Task goal:
Of the lines below, count those containing the word "password". Reply with the number alone.

########

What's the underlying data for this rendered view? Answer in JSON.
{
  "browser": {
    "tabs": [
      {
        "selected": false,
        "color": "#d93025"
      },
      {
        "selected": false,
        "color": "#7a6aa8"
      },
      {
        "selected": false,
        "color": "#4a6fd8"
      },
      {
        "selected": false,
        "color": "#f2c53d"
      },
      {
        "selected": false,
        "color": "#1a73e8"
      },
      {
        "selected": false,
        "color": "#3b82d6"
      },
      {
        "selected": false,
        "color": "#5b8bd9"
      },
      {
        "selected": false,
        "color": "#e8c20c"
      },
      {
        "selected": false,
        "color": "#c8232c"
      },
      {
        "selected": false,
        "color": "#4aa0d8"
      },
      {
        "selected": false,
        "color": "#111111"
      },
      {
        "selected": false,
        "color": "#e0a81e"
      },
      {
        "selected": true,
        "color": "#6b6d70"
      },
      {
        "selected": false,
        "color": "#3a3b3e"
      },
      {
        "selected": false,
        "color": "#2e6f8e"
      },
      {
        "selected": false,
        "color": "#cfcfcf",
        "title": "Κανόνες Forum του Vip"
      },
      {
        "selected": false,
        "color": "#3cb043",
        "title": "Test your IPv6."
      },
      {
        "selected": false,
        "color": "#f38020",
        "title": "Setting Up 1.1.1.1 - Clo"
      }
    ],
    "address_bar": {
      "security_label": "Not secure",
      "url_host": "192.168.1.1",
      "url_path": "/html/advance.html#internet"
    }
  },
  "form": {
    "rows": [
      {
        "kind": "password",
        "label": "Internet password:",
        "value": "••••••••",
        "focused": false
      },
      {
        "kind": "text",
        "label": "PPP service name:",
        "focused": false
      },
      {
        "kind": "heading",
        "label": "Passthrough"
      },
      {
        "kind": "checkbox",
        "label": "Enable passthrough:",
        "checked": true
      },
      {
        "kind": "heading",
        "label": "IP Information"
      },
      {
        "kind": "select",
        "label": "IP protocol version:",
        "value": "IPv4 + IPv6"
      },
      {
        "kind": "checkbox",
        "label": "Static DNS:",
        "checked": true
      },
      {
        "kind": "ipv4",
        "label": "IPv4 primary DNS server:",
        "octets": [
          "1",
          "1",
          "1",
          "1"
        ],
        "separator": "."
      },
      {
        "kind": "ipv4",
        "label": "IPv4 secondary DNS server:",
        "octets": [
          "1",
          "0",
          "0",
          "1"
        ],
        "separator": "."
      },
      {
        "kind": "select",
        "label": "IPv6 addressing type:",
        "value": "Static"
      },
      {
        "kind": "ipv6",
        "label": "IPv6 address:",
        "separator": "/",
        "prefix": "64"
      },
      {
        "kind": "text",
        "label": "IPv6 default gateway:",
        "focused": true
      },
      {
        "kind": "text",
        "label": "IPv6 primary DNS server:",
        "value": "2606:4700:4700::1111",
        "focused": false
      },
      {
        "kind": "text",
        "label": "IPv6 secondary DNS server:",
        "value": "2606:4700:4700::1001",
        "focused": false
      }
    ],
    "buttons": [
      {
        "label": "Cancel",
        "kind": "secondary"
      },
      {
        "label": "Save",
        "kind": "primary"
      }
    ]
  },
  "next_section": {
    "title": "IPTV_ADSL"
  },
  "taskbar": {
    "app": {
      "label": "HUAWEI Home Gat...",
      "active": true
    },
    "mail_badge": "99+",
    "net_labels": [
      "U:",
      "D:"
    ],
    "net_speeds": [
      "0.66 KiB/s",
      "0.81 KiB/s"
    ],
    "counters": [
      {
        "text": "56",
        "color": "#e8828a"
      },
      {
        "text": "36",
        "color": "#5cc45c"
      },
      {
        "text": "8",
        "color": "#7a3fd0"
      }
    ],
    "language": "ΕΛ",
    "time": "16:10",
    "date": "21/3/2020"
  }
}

########

Output of the exercise:
2